◆ **EXERCISE DESCRIPTION**: Extract all lines in the data that contain the word "JSON".

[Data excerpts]
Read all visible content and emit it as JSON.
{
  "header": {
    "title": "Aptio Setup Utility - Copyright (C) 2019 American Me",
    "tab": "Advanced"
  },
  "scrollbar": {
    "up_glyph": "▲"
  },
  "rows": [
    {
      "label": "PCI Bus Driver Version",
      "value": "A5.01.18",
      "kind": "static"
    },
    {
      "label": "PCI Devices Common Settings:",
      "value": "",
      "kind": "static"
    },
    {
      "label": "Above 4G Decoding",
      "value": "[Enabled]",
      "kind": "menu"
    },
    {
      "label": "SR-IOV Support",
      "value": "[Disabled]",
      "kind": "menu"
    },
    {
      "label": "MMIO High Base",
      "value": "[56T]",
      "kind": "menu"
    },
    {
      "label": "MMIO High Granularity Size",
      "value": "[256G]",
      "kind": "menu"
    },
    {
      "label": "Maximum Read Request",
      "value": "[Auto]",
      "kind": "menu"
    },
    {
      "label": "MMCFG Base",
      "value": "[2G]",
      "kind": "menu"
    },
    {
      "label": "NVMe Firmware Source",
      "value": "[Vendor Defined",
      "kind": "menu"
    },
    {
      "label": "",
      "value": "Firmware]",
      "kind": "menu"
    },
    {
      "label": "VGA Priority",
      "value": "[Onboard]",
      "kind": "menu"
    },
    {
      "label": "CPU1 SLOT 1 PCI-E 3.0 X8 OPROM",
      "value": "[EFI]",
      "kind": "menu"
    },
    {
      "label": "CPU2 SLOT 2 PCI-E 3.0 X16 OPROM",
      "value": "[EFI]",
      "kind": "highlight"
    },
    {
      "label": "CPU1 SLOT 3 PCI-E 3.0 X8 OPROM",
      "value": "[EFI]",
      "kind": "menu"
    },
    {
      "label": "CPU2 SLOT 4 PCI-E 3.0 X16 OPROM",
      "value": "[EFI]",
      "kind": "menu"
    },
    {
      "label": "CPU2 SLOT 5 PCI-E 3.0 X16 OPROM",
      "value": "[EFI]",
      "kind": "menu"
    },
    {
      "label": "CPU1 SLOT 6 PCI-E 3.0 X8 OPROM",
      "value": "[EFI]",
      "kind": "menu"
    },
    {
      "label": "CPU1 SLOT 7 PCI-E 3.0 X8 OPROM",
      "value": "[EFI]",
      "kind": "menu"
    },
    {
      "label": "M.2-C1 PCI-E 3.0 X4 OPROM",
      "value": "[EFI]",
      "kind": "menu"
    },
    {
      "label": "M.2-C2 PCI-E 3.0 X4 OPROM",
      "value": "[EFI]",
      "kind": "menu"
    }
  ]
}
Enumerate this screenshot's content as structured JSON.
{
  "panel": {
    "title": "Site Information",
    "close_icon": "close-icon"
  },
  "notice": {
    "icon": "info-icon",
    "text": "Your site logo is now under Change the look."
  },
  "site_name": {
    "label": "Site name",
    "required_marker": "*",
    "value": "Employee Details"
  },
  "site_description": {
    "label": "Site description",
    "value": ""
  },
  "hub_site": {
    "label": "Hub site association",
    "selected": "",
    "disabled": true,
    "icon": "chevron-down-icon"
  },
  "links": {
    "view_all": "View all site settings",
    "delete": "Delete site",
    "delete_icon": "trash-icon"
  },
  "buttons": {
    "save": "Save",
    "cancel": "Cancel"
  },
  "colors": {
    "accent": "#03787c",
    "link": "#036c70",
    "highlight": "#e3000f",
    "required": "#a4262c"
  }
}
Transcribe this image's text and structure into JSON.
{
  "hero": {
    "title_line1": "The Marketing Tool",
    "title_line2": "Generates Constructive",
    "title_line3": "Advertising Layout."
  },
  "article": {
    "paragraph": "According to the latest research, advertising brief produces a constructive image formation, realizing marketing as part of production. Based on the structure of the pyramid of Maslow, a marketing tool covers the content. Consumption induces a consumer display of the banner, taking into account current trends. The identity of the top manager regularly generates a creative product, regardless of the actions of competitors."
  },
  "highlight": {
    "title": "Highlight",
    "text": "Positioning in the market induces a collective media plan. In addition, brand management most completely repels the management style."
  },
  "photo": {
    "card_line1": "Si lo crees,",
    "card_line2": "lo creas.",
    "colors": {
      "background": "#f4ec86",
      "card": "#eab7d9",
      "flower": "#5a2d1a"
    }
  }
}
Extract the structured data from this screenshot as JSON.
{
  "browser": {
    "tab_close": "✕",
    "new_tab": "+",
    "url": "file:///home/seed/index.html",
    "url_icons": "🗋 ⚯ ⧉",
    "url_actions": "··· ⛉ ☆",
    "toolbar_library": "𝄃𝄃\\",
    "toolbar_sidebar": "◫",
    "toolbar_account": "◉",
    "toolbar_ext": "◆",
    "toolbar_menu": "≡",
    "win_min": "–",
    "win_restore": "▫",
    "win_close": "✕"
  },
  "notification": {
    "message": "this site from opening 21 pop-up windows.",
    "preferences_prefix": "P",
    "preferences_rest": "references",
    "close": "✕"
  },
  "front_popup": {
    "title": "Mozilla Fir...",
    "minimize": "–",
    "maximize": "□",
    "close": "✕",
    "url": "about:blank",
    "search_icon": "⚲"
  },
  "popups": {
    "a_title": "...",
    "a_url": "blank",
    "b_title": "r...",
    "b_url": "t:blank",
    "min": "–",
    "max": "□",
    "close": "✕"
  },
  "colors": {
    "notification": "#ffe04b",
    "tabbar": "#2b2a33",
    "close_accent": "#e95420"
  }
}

◆ **WRITTEN SOLUTION**:
Read all visible content and emit it as JSON.
Enumerate this screenshot's content as structured JSON.
Transcribe this image's text and structure into JSON.
Extract the structured data from this screenshot as JSON.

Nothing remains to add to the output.